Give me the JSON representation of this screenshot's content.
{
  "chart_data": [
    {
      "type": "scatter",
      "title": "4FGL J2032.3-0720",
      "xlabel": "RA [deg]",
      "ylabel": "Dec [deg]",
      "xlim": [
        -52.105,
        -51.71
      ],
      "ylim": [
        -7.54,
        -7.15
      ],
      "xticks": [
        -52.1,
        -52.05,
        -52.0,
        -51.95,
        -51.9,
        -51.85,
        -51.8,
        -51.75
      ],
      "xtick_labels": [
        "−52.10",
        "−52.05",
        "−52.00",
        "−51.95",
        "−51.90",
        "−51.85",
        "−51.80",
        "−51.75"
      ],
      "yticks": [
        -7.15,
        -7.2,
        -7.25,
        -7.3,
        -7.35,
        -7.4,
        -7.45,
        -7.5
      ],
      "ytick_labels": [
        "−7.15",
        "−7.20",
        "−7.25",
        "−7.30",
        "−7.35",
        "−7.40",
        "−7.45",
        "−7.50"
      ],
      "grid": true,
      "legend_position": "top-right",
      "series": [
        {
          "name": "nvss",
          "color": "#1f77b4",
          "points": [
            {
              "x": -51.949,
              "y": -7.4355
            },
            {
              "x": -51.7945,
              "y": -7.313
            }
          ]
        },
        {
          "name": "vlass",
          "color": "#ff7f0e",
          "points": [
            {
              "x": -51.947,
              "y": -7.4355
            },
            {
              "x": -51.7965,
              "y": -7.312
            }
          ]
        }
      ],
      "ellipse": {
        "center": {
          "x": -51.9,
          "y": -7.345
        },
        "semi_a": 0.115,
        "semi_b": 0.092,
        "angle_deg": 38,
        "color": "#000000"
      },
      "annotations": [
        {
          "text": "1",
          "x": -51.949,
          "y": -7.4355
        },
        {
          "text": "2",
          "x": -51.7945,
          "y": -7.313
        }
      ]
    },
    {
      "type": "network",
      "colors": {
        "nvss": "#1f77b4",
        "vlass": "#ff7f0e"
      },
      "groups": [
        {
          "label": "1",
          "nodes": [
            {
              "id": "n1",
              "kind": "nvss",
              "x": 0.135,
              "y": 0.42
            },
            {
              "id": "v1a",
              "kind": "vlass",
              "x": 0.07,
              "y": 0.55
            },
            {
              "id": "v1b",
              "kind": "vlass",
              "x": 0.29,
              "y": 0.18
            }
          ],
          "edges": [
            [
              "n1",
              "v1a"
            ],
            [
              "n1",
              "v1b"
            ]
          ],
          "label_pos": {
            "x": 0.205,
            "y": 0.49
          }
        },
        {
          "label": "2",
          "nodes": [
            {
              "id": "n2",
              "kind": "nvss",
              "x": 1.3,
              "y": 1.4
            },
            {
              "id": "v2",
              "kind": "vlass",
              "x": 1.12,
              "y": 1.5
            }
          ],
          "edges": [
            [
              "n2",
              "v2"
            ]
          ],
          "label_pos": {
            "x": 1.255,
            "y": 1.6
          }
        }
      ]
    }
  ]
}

_ _ _ _ _ _ _

- **WHAT YOU NEED TO DO**: Locate and copy each line in the data above that includes the word "nvss".

- **RESPONSE TO THE EXERCISE**:
          "name": "nvss",
        "nvss": "#1f77b4",
              "kind": "nvss",
              "kind": "nvss",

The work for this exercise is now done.